++++ INFORMATION PROVIDED ++++

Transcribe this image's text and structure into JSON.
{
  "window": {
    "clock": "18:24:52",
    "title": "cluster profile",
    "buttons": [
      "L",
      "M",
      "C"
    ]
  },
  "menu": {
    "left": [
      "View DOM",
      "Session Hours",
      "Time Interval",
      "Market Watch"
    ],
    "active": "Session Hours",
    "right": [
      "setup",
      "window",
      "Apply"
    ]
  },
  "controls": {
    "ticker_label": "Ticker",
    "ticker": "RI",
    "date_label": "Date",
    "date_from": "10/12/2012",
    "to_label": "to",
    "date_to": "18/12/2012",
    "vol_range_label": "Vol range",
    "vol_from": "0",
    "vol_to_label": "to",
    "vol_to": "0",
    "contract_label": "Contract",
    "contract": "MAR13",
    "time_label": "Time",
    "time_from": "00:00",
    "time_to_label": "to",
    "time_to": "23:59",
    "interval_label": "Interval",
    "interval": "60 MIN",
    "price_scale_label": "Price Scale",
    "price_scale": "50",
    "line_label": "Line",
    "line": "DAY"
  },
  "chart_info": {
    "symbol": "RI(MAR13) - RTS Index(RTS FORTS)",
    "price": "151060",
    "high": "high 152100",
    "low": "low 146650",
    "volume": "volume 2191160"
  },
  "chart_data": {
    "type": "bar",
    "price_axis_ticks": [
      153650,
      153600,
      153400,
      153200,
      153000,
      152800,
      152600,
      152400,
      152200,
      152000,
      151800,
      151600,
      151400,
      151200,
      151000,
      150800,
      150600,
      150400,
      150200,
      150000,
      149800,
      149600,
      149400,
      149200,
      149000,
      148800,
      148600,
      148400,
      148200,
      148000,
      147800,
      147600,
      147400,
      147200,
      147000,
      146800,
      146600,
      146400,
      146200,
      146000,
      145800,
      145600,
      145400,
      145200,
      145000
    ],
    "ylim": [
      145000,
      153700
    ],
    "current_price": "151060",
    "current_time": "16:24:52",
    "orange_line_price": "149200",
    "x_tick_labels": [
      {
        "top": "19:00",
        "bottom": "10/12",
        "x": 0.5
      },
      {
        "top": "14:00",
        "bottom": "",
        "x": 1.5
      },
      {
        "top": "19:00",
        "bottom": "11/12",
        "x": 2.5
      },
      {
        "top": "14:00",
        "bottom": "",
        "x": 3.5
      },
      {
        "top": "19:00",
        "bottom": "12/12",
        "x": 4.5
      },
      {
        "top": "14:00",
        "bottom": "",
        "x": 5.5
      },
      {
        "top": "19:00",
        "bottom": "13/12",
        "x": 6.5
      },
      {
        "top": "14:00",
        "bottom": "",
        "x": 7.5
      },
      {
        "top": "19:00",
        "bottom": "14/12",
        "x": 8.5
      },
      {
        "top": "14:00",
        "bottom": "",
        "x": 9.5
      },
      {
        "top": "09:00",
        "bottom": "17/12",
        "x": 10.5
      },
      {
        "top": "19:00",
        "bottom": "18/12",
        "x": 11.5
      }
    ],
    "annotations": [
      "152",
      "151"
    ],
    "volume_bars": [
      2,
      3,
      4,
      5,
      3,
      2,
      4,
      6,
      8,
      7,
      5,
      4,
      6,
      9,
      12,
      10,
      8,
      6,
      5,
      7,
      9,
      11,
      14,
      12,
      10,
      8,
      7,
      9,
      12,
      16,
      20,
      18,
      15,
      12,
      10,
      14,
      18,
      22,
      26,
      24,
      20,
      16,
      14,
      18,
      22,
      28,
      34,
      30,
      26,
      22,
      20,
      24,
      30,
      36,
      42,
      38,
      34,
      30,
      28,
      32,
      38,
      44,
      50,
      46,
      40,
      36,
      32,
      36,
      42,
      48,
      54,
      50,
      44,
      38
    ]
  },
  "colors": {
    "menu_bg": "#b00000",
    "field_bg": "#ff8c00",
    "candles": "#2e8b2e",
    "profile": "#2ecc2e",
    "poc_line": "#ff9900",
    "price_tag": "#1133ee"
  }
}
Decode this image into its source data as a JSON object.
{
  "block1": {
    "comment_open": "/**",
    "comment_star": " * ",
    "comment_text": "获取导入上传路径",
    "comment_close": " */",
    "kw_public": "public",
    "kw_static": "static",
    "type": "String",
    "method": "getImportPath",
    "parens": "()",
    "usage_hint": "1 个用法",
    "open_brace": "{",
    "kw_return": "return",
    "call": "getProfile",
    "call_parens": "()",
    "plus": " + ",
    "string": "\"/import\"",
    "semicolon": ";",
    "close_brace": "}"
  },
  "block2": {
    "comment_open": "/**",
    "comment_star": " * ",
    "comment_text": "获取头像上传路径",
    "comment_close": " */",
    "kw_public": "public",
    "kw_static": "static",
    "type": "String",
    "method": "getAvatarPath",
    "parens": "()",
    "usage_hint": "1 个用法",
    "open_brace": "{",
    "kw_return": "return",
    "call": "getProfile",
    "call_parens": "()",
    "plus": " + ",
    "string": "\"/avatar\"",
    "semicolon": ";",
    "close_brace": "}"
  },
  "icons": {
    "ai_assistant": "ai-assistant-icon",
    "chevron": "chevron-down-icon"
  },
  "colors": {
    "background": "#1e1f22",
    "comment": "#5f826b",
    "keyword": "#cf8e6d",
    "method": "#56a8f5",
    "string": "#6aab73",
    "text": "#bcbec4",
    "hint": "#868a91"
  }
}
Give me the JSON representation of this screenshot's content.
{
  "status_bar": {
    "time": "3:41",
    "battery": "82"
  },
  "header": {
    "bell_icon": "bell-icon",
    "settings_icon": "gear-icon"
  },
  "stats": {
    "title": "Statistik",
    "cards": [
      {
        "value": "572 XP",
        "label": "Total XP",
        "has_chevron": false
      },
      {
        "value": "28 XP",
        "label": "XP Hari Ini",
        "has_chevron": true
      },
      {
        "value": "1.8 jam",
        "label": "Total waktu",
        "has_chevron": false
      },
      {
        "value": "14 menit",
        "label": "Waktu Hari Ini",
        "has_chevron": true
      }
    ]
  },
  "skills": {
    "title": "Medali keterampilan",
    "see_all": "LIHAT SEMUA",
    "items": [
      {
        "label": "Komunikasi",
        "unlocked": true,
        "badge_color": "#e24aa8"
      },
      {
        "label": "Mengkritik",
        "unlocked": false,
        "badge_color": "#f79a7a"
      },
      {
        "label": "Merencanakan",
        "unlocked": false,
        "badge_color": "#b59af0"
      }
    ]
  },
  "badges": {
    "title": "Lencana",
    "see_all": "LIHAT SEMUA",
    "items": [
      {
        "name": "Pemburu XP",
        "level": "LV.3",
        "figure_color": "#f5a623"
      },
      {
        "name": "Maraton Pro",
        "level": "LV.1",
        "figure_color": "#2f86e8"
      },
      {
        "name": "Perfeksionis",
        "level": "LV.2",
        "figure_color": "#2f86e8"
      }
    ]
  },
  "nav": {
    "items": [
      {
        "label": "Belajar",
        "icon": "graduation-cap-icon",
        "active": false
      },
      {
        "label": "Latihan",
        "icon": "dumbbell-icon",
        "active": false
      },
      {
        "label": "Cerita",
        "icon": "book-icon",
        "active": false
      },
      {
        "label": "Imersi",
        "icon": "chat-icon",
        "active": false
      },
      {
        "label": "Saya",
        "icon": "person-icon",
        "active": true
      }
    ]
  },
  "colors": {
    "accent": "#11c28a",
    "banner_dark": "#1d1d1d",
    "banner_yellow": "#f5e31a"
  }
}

++++

▸ WHAT YOU SHOULD DO
Go through the records and print each one exactly.

▸ WRITTEN RESPONSE
Transcribe this image's text and structure into JSON.
{
  "window": {
    "clock": "18:24:52",
    "title": "cluster profile",
    "buttons": [
      "L",
      "M",
      "C"
    ]
  },
  "menu": {
    "left": [
      "View DOM",
      "Session Hours",
      "Time Interval",
      "Market Watch"
    ],
    "active": "Session Hours",
    "right": [
      "setup",
      "window",
      "Apply"
    ]
  },
  "controls": {
    "ticker_label": "Ticker",
    "ticker": "RI",
    "date_label": "Date",
    "date_from": "10/12/2012",
    "to_label": "to",
    "date_to": "18/12/2012",
    "vol_range_label": "Vol range",
    "vol_from": "0",
    "vol_to_label": "to",
    "vol_to": "0",
    "contract_label": "Contract",
    "contract": "MAR13",
    "time_label": "Time",
    "time_from": "00:00",
    "time_to_label": "to",
    "time_to": "23:59",
    "interval_label": "Interval",
    "interval": "60 MIN",
    "price_scale_label": "Price Scale",
    "price_scale": "50",
    "line_label": "Line",
    "line": "DAY"
  },
  "chart_info": {
    "symbol": "RI(MAR13) - RTS Index(RTS FORTS)",
    "price": "151060",
    "high": "high 152100",
    "low": "low 146650",
    "volume": "volume 2191160"
  },
  "chart_data": {
    "type": "bar",
    "price_axis_ticks": [
      153650,
      153600,
      153400,
      153200,
      153000,
      152800,
      152600,
      152400,
      152200,
      152000,
      151800,
      151600,
      151400,
      151200,
      151000,
      150800,
      150600,
      150400,
      150200,
      150000,
      149800,
      149600,
      149400,
      149200,
      149000,
      148800,
      148600,
      148400,
      148200,
      148000,
      147800,
      147600,
      147400,
      147200,
      147000,
      146800,
      146600,
      146400,
      146200,
      146000,
      145800,
      145600,
      145400,
      145200,
      145000
    ],
    "ylim": [
      145000,
      153700
    ],
    "current_price": "151060",
    "current_time": "16:24:52",
    "orange_line_price": "149200",
    "x_tick_labels": [
      {
        "top": "19:00",
        "bottom": "10/12",
        "x": 0.5
      },
      {
        "top": "14:00",
        "bottom": "",
        "x": 1.5
      },
      {
        "top": "19:00",
        "bottom": "11/12",
        "x": 2.5
      },
      {
        "top": "14:00",
        "bottom": "",
        "x": 3.5
      },
      {
        "top": "19:00",
        "bottom": "12/12",
        "x": 4.5
      },
      {
        "top": "14:00",
        "bottom": "",
        "x": 5.5
      },
      {
        "top": "19:00",
        "bottom": "13/12",
        "x": 6.5
      },
      {
        "top": "14:00",
        "bottom": "",
        "x": 7.5
      },
      {
        "top": "19:00",
        "bottom": "14/12",
        "x": 8.5
      },
      {
        "top": "14:00",
        "bottom": "",
        "x": 9.5
      },
      {
        "top": "09:00",
        "bottom": "17/12",
        "x": 10.5
      },
      {
        "top": "19:00",
        "bottom": "18/12",
        "x": 11.5
      }
    ],
    "annotations": [
      "152",
      "151"
    ],
    "volume_bars": [
      2,
      3,
      4,
      5,
      3,
      2,
      4,
      6,
      8,
      7,
      5,
      4,
      6,
      9,
      12,
      10,
      8,
      6,
      5,
      7,
      9,
      11,
      14,
      12,
      10,
      8,
      7,
      9,
      12,
      16,
      20,
      18,
      15,
      12,
      10,
      14,
      18,
      22,
      26,
      24,
      20,
      16,
      14,
      18,
      22,
      28,
      34,
      30,
      26,
      22,
      20,
      24,
      30,
      36,
      42,
      38,
      34,
      30,
      28,
      32,
      38,
      44,
      50,
      46,
      40,
      36,
      32,
      36,
      42,
      48,
      54,
      50,
      44,
      38
    ]
  },
  "colors": {
    "menu_bg": "#b00000",
    "field_bg": "#ff8c00",
    "candles": "#2e8b2e",
    "profile": "#2ecc2e",
    "poc_line": "#ff9900",
    "price_tag": "#1133ee"
  }
}
Decode this image into its source data as a JSON object.
{
  "block1": {
    "comment_open": "/**",
    "comment_star": " * ",
    "comment_text": "获取导入上传路径",
    "comment_close": " */",
    "kw_public": "public",
    "kw_static": "static",
    "type": "String",
    "method": "getImportPath",
    "parens": "()",
    "usage_hint": "1 个用法",
    "open_brace": "{",
    "kw_return": "return",
    "call": "getProfile",
    "call_parens": "()",
    "plus": " + ",
    "string": "\"/import\"",
    "semicolon": ";",
    "close_brace": "}"
  },
  "block2": {
    "comment_open": "/**",
    "comment_star": " * ",
    "comment_text": "获取头像上传路径",
    "comment_close": " */",
    "kw_public": "public",
    "kw_static": "static",
    "type": "String",
    "method": "getAvatarPath",
    "parens": "()",
    "usage_hint": "1 个用法",
    "open_brace": "{",
    "kw_return": "return",
    "call": "getProfile",
    "call_parens": "()",
    "plus": " + ",
    "string": "\"/avatar\"",
    "semicolon": ";",
    "close_brace": "}"
  },
  "icons": {
    "ai_assistant": "ai-assistant-icon",
    "chevron": "chevron-down-icon"
  },
  "colors": {
    "background": "#1e1f22",
    "comment": "#5f826b",
    "keyword": "#cf8e6d",
    "method": "#56a8f5",
    "string": "#6aab73",
    "text": "#bcbec4",
    "hint": "#868a91"
  }
}
Give me the JSON representation of this screenshot's content.
{
  "status_bar": {
    "time": "3:41",
    "battery": "82"
  },
  "header": {
    "bell_icon": "bell-icon",
    "settings_icon": "gear-icon"
  },
  "stats": {
    "title": "Statistik",
    "cards": [
      {
        "value": "572 XP",
        "label": "Total XP",
        "has_chevron": false
      },
      {
        "value": "28 XP",
        "label": "XP Hari Ini",
        "has_chevron": true
      },
      {
        "value": "1.8 jam",
        "label": "Total waktu",
        "has_chevron": false
      },
      {
        "value": "14 menit",
        "label": "Waktu Hari Ini",
        "has_chevron": true
      }
    ]
  },
  "skills": {
    "title": "Medali keterampilan",
    "see_all": "LIHAT SEMUA",
    "items": [
      {
        "label": "Komunikasi",
        "unlocked": true,
        "badge_color": "#e24aa8"
      },
      {
        "label": "Mengkritik",
        "unlocked": false,
        "badge_color": "#f79a7a"
      },
      {
        "label": "Merencanakan",
        "unlocked": false,
        "badge_color": "#b59af0"
      }
    ]
  },
  "badges": {
    "title": "Lencana",
    "see_all": "LIHAT SEMUA",
    "items": [
      {
        "name": "Pemburu XP",
        "level": "LV.3",
        "figure_color": "#f5a623"
      },
      {
        "name": "Maraton Pro",
        "level": "LV.1",
        "figure_color": "#2f86e8"
      },
      {
        "name": "Perfeksionis",
        "level": "LV.2",
        "figure_color": "#2f86e8"
      }
    ]
  },
  "nav": {
    "items": [
      {
        "label": "Belajar",
        "icon": "graduation-cap-icon",
        "active": false
      },
      {
        "label": "Latihan",
        "icon": "dumbbell-icon",
        "active": false
      },
      {
        "label": "Cerita",
        "icon": "book-icon",
        "active": false
      },
      {
        "label": "Imersi",
        "icon": "chat-icon",
        "active": false
      },
      {
        "label": "Saya",
        "icon": "person-icon",
        "active": true
      }
    ]
  },
  "colors": {
    "accent": "#11c28a",
    "banner_dark": "#1d1d1d",
    "banner_yellow": "#f5e31a"
  }
}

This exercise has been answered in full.